**AIM**
Go through the records and give each one again exactly.

**DATA LISTING**
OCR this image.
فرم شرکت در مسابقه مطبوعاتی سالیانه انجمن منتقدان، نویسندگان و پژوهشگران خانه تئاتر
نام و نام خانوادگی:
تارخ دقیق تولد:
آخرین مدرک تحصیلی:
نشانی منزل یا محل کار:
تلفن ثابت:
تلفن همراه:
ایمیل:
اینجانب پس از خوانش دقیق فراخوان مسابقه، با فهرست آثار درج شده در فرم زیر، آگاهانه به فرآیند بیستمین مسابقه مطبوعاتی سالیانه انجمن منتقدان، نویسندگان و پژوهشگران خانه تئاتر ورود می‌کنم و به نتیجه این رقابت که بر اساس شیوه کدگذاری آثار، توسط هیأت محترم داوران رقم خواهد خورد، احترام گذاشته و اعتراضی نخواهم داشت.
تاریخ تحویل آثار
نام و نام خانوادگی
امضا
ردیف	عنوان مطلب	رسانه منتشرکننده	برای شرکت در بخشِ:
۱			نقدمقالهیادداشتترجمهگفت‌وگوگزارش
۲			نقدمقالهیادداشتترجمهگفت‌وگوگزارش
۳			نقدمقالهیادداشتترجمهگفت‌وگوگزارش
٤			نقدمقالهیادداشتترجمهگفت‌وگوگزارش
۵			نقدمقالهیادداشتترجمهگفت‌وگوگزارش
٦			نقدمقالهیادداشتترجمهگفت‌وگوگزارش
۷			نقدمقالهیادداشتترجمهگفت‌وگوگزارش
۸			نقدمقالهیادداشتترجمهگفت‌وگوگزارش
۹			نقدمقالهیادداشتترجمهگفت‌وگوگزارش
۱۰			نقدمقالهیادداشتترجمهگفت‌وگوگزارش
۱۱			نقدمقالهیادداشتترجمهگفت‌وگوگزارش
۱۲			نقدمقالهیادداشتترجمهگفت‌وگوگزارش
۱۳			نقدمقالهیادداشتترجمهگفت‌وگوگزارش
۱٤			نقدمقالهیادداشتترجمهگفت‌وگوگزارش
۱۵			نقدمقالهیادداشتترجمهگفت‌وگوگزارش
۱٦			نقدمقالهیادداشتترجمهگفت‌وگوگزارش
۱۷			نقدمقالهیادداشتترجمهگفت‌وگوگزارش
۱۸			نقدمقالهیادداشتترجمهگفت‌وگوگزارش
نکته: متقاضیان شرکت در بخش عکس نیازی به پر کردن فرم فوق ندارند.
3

**THE RESPONSE**
OCR this image.
فرم شرکت در مسابقه مطبوعاتی سالیانه انجمن منتقدان، نویسندگان و پژوهشگران خانه تئاتر
نام و نام خانوادگی:
تارخ دقیق تولد:
آخرین مدرک تحصیلی:
نشانی منزل یا محل کار:
تلفن ثابت:
تلفن همراه:
ایمیل:
اینجانب پس از خوانش دقیق فراخوان مسابقه، با فهرست آثار درج شده در فرم زیر، آگاهانه به فرآیند بیستمین مسابقه مطبوعاتی سالیانه انجمن منتقدان، نویسندگان و پژوهشگران خانه تئاتر ورود می‌کنم و به نتیجه این رقابت که بر اساس شیوه کدگذاری آثار، توسط هیأت محترم داوران رقم خواهد خورد، احترام گذاشته و اعتراضی نخواهم داشت.
تاریخ تحویل آثار
نام و نام خانوادگی
امضا
ردیف	عنوان مطلب	رسانه منتشرکننده	برای شرکت در بخشِ:
۱			نقدمقالهیادداشتترجمهگفت‌وگوگزارش
۲			نقدمقالهیادداشتترجمهگفت‌وگوگزارش
۳			نقدمقالهیادداشتترجمهگفت‌وگوگزارش
٤			نقدمقالهیادداشتترجمهگفت‌وگوگزارش
۵			نقدمقالهیادداشتترجمهگفت‌وگوگزارش
٦			نقدمقالهیادداشتترجمهگفت‌وگوگزارش
۷			نقدمقالهیادداشتترجمهگفت‌وگوگزارش
۸			نقدمقالهیادداشتترجمهگفت‌وگوگزارش
۹			نقدمقالهیادداشتترجمهگفت‌وگوگزارش
۱۰			نقدمقالهیادداشتترجمهگفت‌وگوگزارش
۱۱			نقدمقالهیادداشتترجمهگفت‌وگوگزارش
۱۲			نقدمقالهیادداشتترجمهگفت‌وگوگزارش
۱۳			نقدمقالهیادداشتترجمهگفت‌وگوگزارش
۱٤			نقدمقالهیادداشتترجمهگفت‌وگوگزارش
۱۵			نقدمقالهیادداشتترجمهگفت‌وگوگزارش
۱٦			نقدمقالهیادداشتترجمهگفت‌وگوگزارش
۱۷			نقدمقالهیادداشتترجمهگفت‌وگوگزارش
۱۸			نقدمقالهیادداشتترجمهگفت‌وگوگزارش
نکته: متقاضیان شرکت در بخش عکس نیازی به پر کردن فرم فوق ندارند.
3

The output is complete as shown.